| Directive |
Can you transcribe every record below exactly as it appears?
-------
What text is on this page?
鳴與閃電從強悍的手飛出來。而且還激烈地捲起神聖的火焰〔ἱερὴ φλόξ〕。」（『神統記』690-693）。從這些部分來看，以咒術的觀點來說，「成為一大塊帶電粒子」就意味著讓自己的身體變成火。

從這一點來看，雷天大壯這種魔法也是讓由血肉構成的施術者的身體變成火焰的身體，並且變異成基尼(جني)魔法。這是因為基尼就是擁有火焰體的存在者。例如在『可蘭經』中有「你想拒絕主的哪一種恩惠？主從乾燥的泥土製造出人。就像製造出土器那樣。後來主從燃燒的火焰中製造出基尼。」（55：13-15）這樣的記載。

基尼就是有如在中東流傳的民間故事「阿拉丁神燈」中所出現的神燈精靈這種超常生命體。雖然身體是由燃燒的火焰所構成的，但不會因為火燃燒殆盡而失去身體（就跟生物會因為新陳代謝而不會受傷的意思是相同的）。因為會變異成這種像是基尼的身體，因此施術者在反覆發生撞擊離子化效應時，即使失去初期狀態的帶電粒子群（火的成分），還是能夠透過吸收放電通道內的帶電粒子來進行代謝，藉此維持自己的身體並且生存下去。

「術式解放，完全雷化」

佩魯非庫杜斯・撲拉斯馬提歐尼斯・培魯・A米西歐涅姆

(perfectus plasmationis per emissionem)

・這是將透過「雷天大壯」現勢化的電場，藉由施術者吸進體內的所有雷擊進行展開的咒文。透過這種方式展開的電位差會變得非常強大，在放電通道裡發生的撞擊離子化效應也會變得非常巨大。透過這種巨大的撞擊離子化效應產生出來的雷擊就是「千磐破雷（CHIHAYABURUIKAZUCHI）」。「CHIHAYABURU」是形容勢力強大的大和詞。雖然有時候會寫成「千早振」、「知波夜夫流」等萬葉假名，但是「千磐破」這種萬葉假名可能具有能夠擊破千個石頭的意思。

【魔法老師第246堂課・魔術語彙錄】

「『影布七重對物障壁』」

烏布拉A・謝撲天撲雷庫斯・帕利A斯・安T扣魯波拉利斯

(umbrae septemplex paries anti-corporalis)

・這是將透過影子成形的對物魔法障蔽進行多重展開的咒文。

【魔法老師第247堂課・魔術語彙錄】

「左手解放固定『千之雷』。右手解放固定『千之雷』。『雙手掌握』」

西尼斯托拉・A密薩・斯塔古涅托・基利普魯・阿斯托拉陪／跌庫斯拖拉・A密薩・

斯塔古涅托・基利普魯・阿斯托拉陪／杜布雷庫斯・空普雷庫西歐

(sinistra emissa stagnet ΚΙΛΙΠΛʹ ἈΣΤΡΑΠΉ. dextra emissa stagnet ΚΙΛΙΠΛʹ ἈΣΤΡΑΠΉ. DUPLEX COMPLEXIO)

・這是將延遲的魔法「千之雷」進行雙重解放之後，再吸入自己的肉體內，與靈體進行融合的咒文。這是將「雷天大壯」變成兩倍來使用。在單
-------
| Solved exercise |
What text is on this page?
鳴與閃電從強悍的手飛出來。而且還激烈地捲起神聖的火焰〔ἱερὴ φλόξ〕。」（『神統記』690-693）。從這些部分來看，以咒術的觀點來說，「成為一大塊帶電粒子」就意味著讓自己的身體變成火。

從這一點來看，雷天大壯這種魔法也是讓由血肉構成的施術者的身體變成火焰的身體，並且變異成基尼(جني)魔法。這是因為基尼就是擁有火焰體的存在者。例如在『可蘭經』中有「你想拒絕主的哪一種恩惠？主從乾燥的泥土製造出人。就像製造出土器那樣。後來主從燃燒的火焰中製造出基尼。」（55：13-15）這樣的記載。

基尼就是有如在中東流傳的民間故事「阿拉丁神燈」中所出現的神燈精靈這種超常生命體。雖然身體是由燃燒的火焰所構成的，但不會因為火燃燒殆盡而失去身體（就跟生物會因為新陳代謝而不會受傷的意思是相同的）。因為會變異成這種像是基尼的身體，因此施術者在反覆發生撞擊離子化效應時，即使失去初期狀態的帶電粒子群（火的成分），還是能夠透過吸收放電通道內的帶電粒子來進行代謝，藉此維持自己的身體並且生存下去。

「術式解放，完全雷化」

佩魯非庫杜斯・撲拉斯馬提歐尼斯・培魯・A米西歐涅姆

(perfectus plasmationis per emissionem)

・這是將透過「雷天大壯」現勢化的電場，藉由施術者吸進體內的所有雷擊進行展開的咒文。透過這種方式展開的電位差會變得非常強大，在放電通道裡發生的撞擊離子化效應也會變得非常巨大。透過這種巨大的撞擊離子化效應產生出來的雷擊就是「千磐破雷（CHIHAYABURUIKAZUCHI）」。「CHIHAYABURU」是形容勢力強大的大和詞。雖然有時候會寫成「千早振」、「知波夜夫流」等萬葉假名，但是「千磐破」這種萬葉假名可能具有能夠擊破千個石頭的意思。

【魔法老師第246堂課・魔術語彙錄】

「『影布七重對物障壁』」

烏布拉A・謝撲天撲雷庫斯・帕利A斯・安T扣魯波拉利斯

(umbrae septemplex paries anti-corporalis)

・這是將透過影子成形的對物魔法障蔽進行多重展開的咒文。

【魔法老師第247堂課・魔術語彙錄】

「左手解放固定『千之雷』。右手解放固定『千之雷』。『雙手掌握』」

西尼斯托拉・A密薩・斯塔古涅托・基利普魯・阿斯托拉陪／跌庫斯拖拉・A密薩・

斯塔古涅托・基利普魯・阿斯托拉陪／杜布雷庫斯・空普雷庫西歐

(sinistra emissa stagnet ΚΙΛΙΠΛʹ ἈΣΤΡΑΠΉ. dextra emissa stagnet ΚΙΛΙΠΛʹ ἈΣΤΡΑΠΉ. DUPLEX COMPLEXIO)

・這是將延遲的魔法「千之雷」進行雙重解放之後，再吸入自己的肉體內，與靈體進行融合的咒文。這是將「雷天大壯」變成兩倍來使用。在單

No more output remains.